• Extracted records:

_ _ _ _

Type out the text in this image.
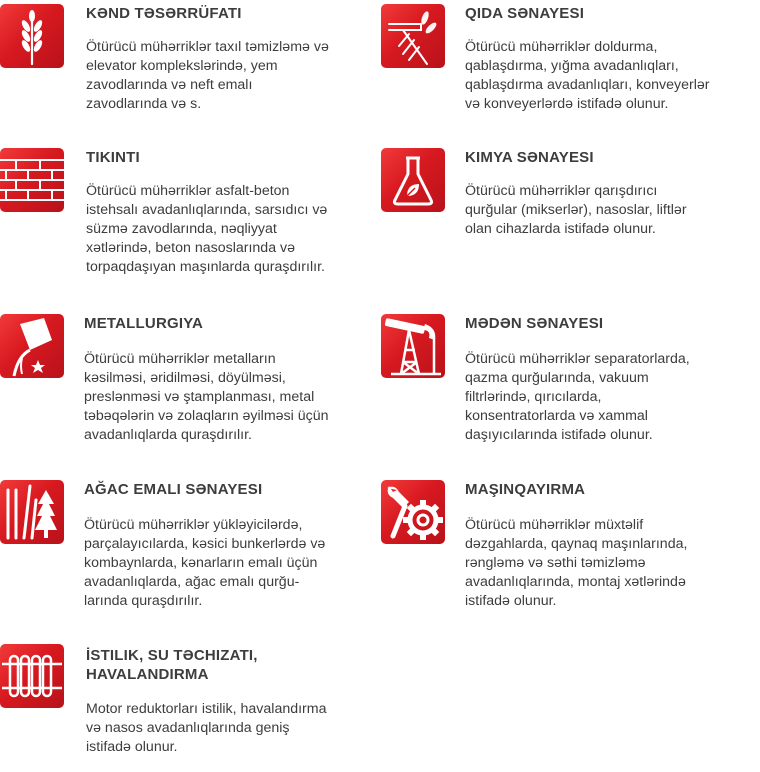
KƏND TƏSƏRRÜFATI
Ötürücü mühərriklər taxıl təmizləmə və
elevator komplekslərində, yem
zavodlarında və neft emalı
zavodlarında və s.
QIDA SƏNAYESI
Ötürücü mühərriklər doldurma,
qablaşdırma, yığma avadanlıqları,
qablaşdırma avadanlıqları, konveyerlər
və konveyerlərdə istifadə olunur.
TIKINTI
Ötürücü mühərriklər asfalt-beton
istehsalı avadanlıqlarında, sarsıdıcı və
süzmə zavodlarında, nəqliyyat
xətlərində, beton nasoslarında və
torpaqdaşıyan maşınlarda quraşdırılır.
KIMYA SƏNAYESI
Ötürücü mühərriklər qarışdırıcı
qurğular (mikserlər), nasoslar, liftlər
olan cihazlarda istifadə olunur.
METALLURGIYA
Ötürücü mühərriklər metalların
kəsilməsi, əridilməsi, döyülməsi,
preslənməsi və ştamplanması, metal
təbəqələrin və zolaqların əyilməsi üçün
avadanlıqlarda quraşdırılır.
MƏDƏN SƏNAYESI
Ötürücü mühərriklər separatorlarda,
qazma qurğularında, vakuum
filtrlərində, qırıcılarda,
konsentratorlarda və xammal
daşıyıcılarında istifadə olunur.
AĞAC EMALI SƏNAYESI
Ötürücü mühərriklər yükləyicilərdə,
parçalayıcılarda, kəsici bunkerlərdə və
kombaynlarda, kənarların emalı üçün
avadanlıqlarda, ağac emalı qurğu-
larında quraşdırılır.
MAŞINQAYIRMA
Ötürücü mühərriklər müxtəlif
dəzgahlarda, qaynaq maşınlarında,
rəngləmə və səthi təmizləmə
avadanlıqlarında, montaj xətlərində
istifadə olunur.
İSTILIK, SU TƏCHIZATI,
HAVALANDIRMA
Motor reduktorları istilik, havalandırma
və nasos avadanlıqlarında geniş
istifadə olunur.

_ _ _ _

• GOAL OF THE EXERCISE: Give back every line exactly as it stands, pictures excluded.

• FULL RESPONSE:
Type out the text in this image.
KƏND TƏSƏRRÜFATI
Ötürücü mühərriklər taxıl təmizləmə və
elevator komplekslərində, yem
zavodlarında və neft emalı
zavodlarında və s.
QIDA SƏNAYESI
Ötürücü mühərriklər doldurma,
qablaşdırma, yığma avadanlıqları,
qablaşdırma avadanlıqları, konveyerlər
və konveyerlərdə istifadə olunur.
TIKINTI
Ötürücü mühərriklər asfalt-beton
istehsalı avadanlıqlarında, sarsıdıcı və
süzmə zavodlarında, nəqliyyat
xətlərində, beton nasoslarında və
torpaqdaşıyan maşınlarda quraşdırılır.
KIMYA SƏNAYESI
Ötürücü mühərriklər qarışdırıcı
qurğular (mikserlər), nasoslar, liftlər
olan cihazlarda istifadə olunur.
METALLURGIYA
Ötürücü mühərriklər metalların
kəsilməsi, əridilməsi, döyülməsi,
preslənməsi və ştamplanması, metal
təbəqələrin və zolaqların əyilməsi üçün
avadanlıqlarda quraşdırılır.
MƏDƏN SƏNAYESI
Ötürücü mühərriklər separatorlarda,
qazma qurğularında, vakuum
filtrlərində, qırıcılarda,
konsentratorlarda və xammal
daşıyıcılarında istifadə olunur.
AĞAC EMALI SƏNAYESI
Ötürücü mühərriklər yükləyicilərdə,
parçalayıcılarda, kəsici bunkerlərdə və
kombaynlarda, kənarların emalı üçün
avadanlıqlarda, ağac emalı qurğu-
larında quraşdırılır.
MAŞINQAYIRMA
Ötürücü mühərriklər müxtəlif
dəzgahlarda, qaynaq maşınlarında,
rəngləmə və səthi təmizləmə
avadanlıqlarında, montaj xətlərində
istifadə olunur.
İSTILIK, SU TƏCHIZATI,
HAVALANDIRMA
Motor reduktorları istilik, havalandırma
və nasos avadanlıqlarında geniş
istifadə olunur.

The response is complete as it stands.